- _Data entries_
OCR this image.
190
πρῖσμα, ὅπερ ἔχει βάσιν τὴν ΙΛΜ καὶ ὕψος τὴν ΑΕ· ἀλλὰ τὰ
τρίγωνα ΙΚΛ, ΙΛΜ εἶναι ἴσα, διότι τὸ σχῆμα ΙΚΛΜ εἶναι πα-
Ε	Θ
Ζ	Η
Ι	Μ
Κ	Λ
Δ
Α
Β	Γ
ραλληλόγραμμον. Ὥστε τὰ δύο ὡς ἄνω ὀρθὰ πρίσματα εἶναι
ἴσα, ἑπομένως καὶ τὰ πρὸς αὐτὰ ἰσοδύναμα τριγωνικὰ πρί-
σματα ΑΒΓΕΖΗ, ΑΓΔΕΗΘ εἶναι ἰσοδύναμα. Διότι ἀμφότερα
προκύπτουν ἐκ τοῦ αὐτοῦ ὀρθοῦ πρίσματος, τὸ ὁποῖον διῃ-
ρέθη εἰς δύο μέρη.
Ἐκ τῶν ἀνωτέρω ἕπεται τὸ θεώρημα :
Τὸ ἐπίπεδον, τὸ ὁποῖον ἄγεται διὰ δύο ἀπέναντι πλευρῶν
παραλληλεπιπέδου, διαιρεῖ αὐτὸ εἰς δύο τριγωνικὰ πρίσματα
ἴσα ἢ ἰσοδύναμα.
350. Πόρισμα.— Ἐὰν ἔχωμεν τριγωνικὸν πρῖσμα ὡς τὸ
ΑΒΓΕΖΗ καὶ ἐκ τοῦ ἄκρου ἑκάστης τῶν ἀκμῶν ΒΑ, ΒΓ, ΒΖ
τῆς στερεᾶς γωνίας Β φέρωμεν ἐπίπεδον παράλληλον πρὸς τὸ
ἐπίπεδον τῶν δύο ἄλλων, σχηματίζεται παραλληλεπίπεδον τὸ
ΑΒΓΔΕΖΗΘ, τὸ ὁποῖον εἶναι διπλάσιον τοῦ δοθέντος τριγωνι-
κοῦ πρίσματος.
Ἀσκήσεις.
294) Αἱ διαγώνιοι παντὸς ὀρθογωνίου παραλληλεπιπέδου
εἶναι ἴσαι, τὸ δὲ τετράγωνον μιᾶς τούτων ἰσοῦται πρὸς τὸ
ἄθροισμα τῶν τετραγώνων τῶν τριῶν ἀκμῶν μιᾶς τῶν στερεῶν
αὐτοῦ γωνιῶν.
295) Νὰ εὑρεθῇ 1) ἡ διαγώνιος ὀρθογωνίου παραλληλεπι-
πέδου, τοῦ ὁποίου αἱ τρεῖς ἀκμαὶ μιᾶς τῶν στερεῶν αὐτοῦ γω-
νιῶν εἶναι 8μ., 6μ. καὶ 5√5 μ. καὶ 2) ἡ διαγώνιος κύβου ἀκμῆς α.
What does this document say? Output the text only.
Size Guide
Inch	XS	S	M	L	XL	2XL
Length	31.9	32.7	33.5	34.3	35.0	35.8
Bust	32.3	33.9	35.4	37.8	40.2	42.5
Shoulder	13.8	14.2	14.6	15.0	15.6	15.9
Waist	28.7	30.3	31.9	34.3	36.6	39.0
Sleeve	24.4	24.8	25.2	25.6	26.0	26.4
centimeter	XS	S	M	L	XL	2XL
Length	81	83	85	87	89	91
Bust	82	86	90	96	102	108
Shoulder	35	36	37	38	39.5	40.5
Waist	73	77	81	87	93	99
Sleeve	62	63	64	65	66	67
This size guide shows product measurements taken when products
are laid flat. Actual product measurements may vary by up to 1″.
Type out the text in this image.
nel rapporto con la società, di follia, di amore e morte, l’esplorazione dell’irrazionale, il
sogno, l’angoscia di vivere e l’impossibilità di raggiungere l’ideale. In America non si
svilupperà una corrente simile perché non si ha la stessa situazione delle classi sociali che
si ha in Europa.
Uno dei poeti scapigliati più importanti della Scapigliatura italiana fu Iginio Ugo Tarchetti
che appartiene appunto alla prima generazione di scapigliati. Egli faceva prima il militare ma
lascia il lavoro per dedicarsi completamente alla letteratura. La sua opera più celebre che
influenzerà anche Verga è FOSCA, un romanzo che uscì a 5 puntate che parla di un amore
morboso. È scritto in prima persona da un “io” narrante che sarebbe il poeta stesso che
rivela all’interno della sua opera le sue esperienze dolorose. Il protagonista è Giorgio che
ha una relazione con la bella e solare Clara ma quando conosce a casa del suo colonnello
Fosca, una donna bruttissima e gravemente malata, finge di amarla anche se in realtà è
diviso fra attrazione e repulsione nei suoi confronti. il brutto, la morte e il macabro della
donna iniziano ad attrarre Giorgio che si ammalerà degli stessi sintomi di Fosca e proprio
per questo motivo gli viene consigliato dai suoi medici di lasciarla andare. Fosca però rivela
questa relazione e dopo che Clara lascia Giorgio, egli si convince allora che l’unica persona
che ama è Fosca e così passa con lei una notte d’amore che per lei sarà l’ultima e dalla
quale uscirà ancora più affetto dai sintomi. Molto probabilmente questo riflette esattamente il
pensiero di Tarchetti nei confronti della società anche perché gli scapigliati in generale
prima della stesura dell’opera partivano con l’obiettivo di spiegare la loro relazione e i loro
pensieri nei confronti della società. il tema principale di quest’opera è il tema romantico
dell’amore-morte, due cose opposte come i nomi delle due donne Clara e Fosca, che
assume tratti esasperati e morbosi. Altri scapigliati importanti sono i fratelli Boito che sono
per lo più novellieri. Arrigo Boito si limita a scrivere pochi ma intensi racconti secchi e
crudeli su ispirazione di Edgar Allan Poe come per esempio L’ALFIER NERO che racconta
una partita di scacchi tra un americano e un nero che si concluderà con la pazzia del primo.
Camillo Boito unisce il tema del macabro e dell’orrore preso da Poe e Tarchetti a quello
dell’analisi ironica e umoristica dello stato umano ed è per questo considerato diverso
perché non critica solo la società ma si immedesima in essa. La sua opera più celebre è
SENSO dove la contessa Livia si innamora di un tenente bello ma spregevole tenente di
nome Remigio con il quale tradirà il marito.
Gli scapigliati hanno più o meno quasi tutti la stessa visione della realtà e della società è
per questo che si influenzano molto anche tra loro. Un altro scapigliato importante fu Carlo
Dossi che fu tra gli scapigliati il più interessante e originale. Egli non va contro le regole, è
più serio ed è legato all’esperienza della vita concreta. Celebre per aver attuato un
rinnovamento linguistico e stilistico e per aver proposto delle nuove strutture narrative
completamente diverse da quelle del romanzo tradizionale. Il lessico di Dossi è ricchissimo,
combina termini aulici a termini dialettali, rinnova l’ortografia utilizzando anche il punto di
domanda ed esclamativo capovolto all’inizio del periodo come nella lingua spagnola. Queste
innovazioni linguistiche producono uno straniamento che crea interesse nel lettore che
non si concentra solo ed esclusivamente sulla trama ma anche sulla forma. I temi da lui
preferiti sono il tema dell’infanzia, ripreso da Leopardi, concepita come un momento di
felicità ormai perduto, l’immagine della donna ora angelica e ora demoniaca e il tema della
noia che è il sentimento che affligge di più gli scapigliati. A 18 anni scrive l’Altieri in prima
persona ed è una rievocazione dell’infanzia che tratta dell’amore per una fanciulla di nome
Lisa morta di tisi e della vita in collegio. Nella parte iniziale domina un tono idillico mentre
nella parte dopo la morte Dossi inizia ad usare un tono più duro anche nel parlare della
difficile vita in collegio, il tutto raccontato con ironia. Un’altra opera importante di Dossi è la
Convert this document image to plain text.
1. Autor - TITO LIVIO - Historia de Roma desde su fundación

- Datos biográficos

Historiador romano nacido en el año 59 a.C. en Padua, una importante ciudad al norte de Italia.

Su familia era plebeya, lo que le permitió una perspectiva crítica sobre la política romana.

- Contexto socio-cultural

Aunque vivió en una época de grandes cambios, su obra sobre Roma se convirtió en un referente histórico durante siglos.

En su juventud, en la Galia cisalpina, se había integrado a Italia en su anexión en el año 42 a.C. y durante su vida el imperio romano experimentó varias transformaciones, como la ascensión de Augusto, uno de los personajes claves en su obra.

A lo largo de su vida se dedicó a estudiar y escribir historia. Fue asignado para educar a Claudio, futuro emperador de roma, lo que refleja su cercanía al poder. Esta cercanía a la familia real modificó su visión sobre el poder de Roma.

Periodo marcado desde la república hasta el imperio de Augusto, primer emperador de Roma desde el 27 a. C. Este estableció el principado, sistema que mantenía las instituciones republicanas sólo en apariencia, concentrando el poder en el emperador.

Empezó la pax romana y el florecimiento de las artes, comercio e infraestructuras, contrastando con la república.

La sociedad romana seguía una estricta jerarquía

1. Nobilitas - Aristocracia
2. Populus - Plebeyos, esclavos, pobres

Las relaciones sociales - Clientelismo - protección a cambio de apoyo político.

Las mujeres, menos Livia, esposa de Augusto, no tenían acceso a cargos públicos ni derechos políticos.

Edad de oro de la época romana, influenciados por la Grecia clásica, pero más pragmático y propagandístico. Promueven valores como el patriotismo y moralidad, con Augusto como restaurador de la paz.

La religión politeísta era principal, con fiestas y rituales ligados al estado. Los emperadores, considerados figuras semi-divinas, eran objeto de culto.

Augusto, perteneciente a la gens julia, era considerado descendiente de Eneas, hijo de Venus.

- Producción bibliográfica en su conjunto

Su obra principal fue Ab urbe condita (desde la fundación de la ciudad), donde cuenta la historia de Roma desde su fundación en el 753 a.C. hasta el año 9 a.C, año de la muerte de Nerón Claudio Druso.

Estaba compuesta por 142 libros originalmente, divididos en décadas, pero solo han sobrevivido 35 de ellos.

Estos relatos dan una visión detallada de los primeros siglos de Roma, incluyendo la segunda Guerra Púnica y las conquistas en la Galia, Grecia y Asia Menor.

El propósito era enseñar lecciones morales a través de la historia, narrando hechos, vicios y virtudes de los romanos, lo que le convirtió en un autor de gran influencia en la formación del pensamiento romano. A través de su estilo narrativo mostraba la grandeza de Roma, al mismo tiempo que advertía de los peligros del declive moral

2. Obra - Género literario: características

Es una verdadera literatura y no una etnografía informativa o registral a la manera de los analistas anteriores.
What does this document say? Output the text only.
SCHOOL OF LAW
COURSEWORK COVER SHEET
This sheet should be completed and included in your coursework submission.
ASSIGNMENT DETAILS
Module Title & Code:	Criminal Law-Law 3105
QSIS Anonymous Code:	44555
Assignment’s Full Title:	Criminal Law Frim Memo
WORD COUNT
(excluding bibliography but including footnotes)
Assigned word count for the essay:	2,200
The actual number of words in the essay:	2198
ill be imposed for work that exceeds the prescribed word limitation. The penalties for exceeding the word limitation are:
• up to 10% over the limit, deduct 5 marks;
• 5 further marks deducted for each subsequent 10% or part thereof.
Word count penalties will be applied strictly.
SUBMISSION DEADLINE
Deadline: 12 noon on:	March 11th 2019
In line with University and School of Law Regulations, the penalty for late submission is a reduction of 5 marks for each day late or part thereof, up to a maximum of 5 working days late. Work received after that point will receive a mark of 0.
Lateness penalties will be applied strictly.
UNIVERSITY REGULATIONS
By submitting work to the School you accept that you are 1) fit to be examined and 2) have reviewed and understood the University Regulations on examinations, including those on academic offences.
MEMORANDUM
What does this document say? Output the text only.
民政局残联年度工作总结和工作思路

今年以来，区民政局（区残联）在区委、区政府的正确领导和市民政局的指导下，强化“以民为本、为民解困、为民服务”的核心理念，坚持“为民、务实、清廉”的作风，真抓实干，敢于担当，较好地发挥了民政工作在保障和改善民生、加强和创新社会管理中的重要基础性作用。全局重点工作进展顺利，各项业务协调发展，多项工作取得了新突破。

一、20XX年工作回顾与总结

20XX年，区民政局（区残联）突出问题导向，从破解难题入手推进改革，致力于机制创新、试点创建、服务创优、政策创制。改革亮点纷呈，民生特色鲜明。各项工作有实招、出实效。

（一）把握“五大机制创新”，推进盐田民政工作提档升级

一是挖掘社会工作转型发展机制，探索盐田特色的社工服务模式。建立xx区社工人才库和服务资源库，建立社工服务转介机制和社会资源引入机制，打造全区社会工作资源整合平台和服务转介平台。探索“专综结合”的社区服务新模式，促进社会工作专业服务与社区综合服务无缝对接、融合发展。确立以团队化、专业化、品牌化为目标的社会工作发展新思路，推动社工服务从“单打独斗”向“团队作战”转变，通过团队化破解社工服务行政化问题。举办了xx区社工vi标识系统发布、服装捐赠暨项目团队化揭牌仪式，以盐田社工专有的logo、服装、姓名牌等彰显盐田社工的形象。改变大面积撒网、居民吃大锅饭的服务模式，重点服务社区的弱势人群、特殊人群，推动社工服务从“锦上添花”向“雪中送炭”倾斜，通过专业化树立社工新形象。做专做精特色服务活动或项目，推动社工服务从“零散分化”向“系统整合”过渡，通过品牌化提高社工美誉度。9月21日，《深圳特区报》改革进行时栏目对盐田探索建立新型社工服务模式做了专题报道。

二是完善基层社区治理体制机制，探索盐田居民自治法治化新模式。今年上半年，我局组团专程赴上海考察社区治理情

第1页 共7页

- _Written instruction_
Filter the records above and return every line that holds the word "importante".

- _Reply_
per questo che si influenzano molto anche tra loro. Un altro scapigliato importante fu Carlo
difficile vita in collegio, il tutto raccontato con ironia. Un’altra opera importante di Dossi è la
Historiador romano nacido en el año 59 a.C. en Padua, una importante ciudad al norte de Italia.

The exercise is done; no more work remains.